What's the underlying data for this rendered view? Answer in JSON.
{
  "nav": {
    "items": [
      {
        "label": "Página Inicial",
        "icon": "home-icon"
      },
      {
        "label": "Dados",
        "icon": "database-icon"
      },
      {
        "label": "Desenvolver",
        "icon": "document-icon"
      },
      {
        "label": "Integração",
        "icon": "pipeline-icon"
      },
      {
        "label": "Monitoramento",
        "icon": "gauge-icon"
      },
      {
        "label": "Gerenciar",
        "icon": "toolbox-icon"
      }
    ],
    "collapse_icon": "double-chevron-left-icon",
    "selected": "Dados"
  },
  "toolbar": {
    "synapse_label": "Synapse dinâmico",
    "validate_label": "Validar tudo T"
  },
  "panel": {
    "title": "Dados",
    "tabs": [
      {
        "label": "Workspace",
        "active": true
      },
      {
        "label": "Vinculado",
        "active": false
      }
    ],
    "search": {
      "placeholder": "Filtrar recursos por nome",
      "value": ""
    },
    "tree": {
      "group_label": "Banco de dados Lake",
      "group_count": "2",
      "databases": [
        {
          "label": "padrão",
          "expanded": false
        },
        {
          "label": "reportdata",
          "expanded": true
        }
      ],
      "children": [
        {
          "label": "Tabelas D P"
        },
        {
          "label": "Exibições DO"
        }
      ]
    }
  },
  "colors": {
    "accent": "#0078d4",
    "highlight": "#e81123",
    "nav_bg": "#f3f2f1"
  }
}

▸ SET EXERCISE
Pick out the lines containing the string "icon" and show them.

▸ CORRECT RESULT
        "icon": "home-icon"
        "icon": "database-icon"
        "icon": "document-icon"
        "icon": "pipeline-icon"
        "icon": "gauge-icon"
        "icon": "toolbox-icon"
    "collapse_icon": "double-chevron-left-icon",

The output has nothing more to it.